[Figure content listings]
--------------------------------

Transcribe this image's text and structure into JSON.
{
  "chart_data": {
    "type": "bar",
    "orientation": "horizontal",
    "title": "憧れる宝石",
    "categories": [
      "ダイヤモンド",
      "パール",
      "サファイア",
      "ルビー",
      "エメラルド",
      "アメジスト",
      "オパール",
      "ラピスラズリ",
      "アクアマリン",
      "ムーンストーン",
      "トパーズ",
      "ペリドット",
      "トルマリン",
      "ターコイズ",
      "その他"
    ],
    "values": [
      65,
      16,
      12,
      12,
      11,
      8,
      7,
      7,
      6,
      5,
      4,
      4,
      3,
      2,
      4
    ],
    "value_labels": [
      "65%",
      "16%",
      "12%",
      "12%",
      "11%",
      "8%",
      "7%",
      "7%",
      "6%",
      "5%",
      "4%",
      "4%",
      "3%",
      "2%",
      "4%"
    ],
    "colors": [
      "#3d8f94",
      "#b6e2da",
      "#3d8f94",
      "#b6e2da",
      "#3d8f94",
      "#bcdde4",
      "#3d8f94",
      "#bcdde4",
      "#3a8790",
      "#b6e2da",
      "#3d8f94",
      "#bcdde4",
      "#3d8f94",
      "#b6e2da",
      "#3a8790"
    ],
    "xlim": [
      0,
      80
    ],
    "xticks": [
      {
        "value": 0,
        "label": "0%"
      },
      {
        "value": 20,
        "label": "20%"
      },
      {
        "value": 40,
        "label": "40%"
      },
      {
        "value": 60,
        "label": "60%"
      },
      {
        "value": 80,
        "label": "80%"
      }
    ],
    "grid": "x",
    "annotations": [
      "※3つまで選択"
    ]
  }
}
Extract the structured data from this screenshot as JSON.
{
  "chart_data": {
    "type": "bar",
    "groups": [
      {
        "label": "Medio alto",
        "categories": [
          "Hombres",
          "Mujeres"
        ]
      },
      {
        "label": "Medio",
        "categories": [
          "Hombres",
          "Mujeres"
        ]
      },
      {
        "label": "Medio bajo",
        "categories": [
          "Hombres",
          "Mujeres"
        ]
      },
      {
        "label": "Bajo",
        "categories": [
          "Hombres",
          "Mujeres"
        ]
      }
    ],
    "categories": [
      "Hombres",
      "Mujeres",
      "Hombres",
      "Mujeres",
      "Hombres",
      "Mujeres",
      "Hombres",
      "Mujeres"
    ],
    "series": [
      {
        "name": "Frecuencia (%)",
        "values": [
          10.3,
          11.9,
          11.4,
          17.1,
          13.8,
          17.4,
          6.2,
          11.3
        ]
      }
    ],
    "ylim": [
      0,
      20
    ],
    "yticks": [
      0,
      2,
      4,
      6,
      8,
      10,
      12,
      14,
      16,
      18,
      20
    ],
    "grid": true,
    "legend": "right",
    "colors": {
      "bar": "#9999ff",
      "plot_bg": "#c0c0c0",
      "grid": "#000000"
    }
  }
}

--------------------------------

_Request_.
Quote each line of the data above exactly as written.

_Written solution_.
Transcribe this image's text and structure into JSON.
{
  "chart_data": {
    "type": "bar",
    "orientation": "horizontal",
    "title": "憧れる宝石",
    "categories": [
      "ダイヤモンド",
      "パール",
      "サファイア",
      "ルビー",
      "エメラルド",
      "アメジスト",
      "オパール",
      "ラピスラズリ",
      "アクアマリン",
      "ムーンストーン",
      "トパーズ",
      "ペリドット",
      "トルマリン",
      "ターコイズ",
      "その他"
    ],
    "values": [
      65,
      16,
      12,
      12,
      11,
      8,
      7,
      7,
      6,
      5,
      4,
      4,
      3,
      2,
      4
    ],
    "value_labels": [
      "65%",
      "16%",
      "12%",
      "12%",
      "11%",
      "8%",
      "7%",
      "7%",
      "6%",
      "5%",
      "4%",
      "4%",
      "3%",
      "2%",
      "4%"
    ],
    "colors": [
      "#3d8f94",
      "#b6e2da",
      "#3d8f94",
      "#b6e2da",
      "#3d8f94",
      "#bcdde4",
      "#3d8f94",
      "#bcdde4",
      "#3a8790",
      "#b6e2da",
      "#3d8f94",
      "#bcdde4",
      "#3d8f94",
      "#b6e2da",
      "#3a8790"
    ],
    "xlim": [
      0,
      80
    ],
    "xticks": [
      {
        "value": 0,
        "label": "0%"
      },
      {
        "value": 20,
        "label": "20%"
      },
      {
        "value": 40,
        "label": "40%"
      },
      {
        "value": 60,
        "label": "60%"
      },
      {
        "value": 80,
        "label": "80%"
      }
    ],
    "grid": "x",
    "annotations": [
      "※3つまで選択"
    ]
  }
}
Extract the structured data from this screenshot as JSON.
{
  "chart_data": {
    "type": "bar",
    "groups": [
      {
        "label": "Medio alto",
        "categories": [
          "Hombres",
          "Mujeres"
        ]
      },
      {
        "label": "Medio",
        "categories": [
          "Hombres",
          "Mujeres"
        ]
      },
      {
        "label": "Medio bajo",
        "categories": [
          "Hombres",
          "Mujeres"
        ]
      },
      {
        "label": "Bajo",
        "categories": [
          "Hombres",
          "Mujeres"
        ]
      }
    ],
    "categories": [
      "Hombres",
      "Mujeres",
      "Hombres",
      "Mujeres",
      "Hombres",
      "Mujeres",
      "Hombres",
      "Mujeres"
    ],
    "series": [
      {
        "name": "Frecuencia (%)",
        "values": [
          10.3,
          11.9,
          11.4,
          17.1,
          13.8,
          17.4,
          6.2,
          11.3
        ]
      }
    ],
    "ylim": [
      0,
      20
    ],
    "yticks": [
      0,
      2,
      4,
      6,
      8,
      10,
      12,
      14,
      16,
      18,
      20
    ],
    "grid": true,
    "legend": "right",
    "colors": {
      "bar": "#9999ff",
      "plot_bg": "#c0c0c0",
      "grid": "#000000"
    }
  }
}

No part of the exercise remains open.